## Challenge
Repeat the records verbatim, starting with the line that contains "localize each UI" and going on through the line that contains "615, 1143, 659]", with both of those lines included.

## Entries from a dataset
▼▼▼

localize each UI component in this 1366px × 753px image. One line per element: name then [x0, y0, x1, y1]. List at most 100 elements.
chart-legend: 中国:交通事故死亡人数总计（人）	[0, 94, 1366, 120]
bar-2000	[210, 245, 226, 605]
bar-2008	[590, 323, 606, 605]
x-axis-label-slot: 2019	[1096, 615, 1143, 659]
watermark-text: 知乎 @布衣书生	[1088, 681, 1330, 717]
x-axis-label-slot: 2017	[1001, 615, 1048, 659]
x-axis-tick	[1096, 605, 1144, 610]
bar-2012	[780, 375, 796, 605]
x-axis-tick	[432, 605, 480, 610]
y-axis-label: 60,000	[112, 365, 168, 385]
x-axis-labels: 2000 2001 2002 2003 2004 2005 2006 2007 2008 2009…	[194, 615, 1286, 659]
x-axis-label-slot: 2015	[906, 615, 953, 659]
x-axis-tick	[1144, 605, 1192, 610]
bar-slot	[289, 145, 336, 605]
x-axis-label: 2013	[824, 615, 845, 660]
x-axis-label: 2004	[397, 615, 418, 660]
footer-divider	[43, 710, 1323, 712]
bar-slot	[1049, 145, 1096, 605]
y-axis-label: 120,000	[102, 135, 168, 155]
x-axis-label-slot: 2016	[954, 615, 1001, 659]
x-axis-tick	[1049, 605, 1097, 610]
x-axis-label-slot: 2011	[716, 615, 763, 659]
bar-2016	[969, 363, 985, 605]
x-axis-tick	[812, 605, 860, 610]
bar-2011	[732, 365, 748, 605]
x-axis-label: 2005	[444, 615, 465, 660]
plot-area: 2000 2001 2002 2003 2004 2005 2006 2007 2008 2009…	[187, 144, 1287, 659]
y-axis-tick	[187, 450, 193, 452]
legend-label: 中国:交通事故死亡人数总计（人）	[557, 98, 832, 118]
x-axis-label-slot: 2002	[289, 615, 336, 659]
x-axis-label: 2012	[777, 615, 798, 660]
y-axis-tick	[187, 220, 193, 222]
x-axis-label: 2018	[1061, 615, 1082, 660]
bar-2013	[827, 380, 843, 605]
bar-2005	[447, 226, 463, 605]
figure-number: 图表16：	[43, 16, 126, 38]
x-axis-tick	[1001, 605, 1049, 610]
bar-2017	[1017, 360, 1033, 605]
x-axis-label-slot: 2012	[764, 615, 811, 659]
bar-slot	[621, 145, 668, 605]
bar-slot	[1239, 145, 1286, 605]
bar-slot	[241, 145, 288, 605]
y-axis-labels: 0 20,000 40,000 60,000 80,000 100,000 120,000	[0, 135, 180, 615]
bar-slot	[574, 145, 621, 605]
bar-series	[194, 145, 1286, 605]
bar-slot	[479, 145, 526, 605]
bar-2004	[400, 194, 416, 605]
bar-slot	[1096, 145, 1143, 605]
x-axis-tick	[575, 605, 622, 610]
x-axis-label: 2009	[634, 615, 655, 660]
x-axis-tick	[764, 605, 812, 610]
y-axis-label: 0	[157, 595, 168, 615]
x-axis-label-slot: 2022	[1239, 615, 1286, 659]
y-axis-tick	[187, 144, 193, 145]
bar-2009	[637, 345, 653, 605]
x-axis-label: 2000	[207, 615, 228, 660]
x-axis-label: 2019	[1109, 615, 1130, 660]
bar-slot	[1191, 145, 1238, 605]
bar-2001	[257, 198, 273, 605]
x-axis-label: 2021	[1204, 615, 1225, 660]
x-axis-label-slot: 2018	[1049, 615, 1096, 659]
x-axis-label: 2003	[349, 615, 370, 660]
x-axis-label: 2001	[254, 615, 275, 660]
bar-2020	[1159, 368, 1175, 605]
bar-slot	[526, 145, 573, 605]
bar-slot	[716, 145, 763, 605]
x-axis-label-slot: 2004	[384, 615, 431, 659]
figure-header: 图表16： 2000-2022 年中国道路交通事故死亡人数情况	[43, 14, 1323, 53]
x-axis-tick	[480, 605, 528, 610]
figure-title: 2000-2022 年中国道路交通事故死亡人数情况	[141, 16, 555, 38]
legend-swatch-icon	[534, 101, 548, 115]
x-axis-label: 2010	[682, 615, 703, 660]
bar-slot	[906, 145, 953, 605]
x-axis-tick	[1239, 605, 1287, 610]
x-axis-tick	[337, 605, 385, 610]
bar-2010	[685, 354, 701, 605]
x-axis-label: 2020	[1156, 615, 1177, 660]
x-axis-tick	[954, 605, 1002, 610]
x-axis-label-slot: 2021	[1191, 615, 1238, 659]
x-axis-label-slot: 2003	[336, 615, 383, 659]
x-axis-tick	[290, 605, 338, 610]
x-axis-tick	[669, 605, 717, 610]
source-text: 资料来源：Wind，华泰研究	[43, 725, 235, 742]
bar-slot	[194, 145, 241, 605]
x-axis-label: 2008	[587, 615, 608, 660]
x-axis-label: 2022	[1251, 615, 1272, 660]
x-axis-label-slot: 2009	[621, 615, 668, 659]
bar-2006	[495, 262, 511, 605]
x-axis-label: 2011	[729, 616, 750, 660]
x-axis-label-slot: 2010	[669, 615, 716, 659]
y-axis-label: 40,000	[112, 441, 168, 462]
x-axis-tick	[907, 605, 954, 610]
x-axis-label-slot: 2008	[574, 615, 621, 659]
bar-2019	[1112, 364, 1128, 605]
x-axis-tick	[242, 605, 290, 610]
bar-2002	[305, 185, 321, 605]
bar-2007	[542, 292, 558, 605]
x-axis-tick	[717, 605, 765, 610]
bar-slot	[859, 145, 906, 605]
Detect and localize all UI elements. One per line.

▲▲▲
▼▼▼

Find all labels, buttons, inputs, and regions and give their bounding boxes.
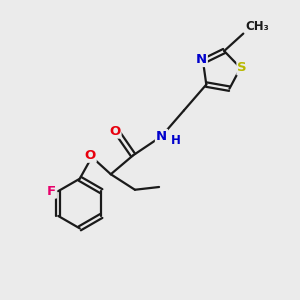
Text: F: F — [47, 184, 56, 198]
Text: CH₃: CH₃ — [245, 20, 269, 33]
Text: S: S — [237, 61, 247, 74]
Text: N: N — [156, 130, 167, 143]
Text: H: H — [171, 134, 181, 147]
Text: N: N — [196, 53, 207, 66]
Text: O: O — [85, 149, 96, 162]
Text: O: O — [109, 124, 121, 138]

▲▲▲

## Exercise answer
localize each UI component in this 1366px × 753px image. One line per element: name then [x0, y0, x1, y1]. List at most 100 elements.
chart-legend: 中国:交通事故死亡人数总计（人）	[0, 94, 1366, 120]
bar-2000	[210, 245, 226, 605]
bar-2008	[590, 323, 606, 605]
x-axis-label-slot: 2019	[1096, 615, 1143, 659]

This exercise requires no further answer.